Items from a data source
+===+
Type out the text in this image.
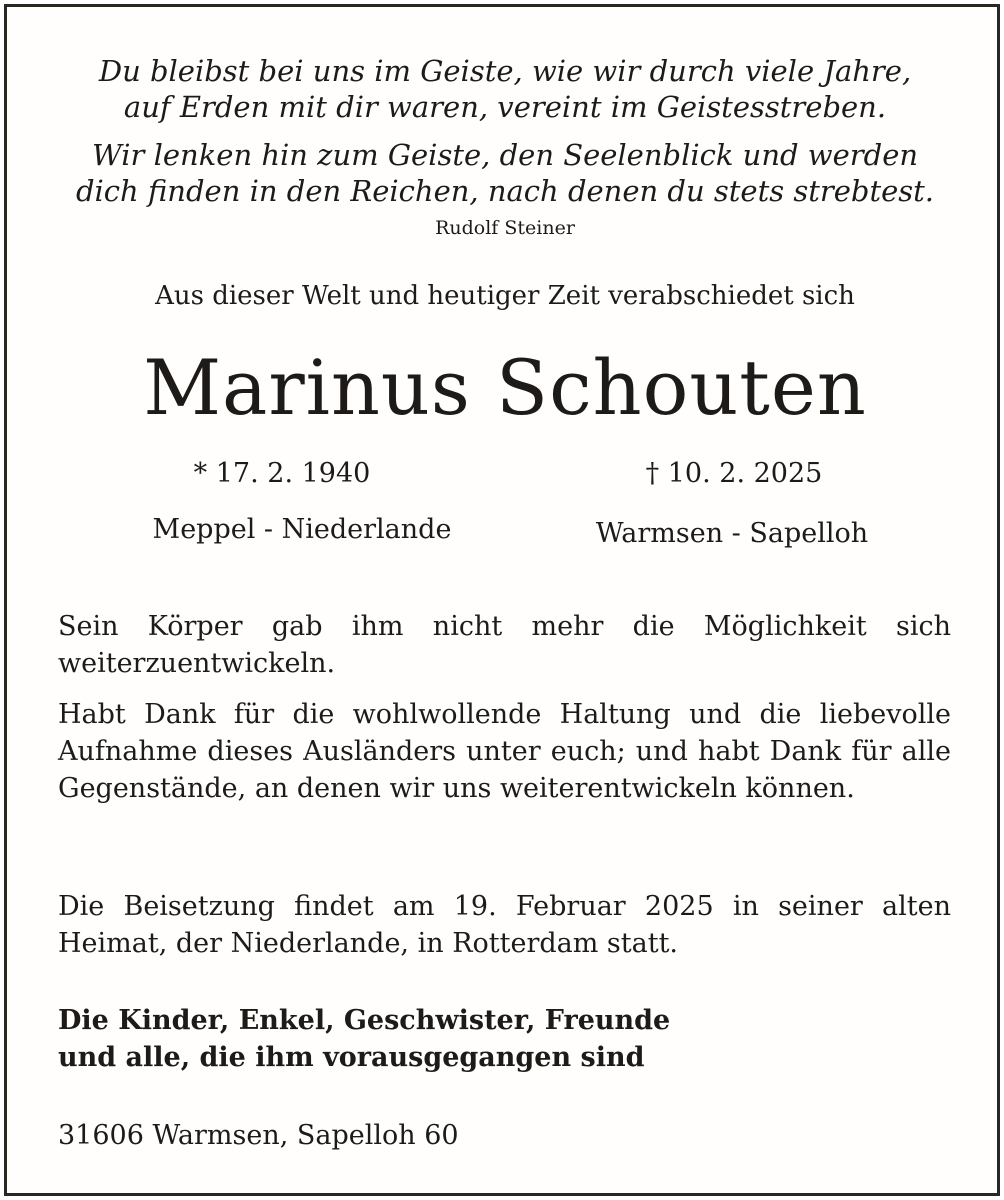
Du bleibst bei uns im Geiste, wie wir durch viele Jahre,
auf Erden mit dir waren, vereint im Geistesstreben.
Wir lenken hin zum Geiste, den Seelenblick und werden
dich finden in den Reichen, nach denen du stets strebtest.
Rudolf Steiner
Aus dieser Welt und heutiger Zeit verabschiedet sich
Marinus Schouten
* 17. 2. 1940	† 10. 2. 2025
Meppel - Niederlande	Warmsen - Sapelloh

Sein Körper gab ihm nicht mehr die Möglichkeit sich weiterzuentwickeln.

Habt Dank für die wohlwollende Haltung und die liebevolle Aufnahme dieses Ausländers unter euch; und habt Dank für alle Gegenstände, an denen wir uns weiterentwickeln können.

Die Beisetzung findet am 19. Februar 2025 in seiner alten Heimat, der Niederlande, in Rotterdam statt.

Die Kinder, Enkel, Geschwister, Freunde
und alle, die ihm vorausgegangen sind
31606 Warmsen, Sapelloh 60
+===+
Every entry above needs to be retyped exactly; drop the pictures.

Type out the text in this image.
Du bleibst bei uns im Geiste, wie wir durch viele Jahre,
auf Erden mit dir waren, vereint im Geistesstreben.
Wir lenken hin zum Geiste, den Seelenblick und werden
dich finden in den Reichen, nach denen du stets strebtest.
Rudolf Steiner
Aus dieser Welt und heutiger Zeit verabschiedet sich
Marinus Schouten
* 17. 2. 1940	† 10. 2. 2025
Meppel - Niederlande	Warmsen - Sapelloh

Sein Körper gab ihm nicht mehr die Möglichkeit sich weiterzuentwickeln.

Habt Dank für die wohlwollende Haltung und die liebevolle Aufnahme dieses Ausländers unter euch; und habt Dank für alle Gegenstände, an denen wir uns weiterentwickeln können.

Die Beisetzung findet am 19. Februar 2025 in seiner alten Heimat, der Niederlande, in Rotterdam statt.

Die Kinder, Enkel, Geschwister, Freunde
und alle, die ihm vorausgegangen sind
31606 Warmsen, Sapelloh 60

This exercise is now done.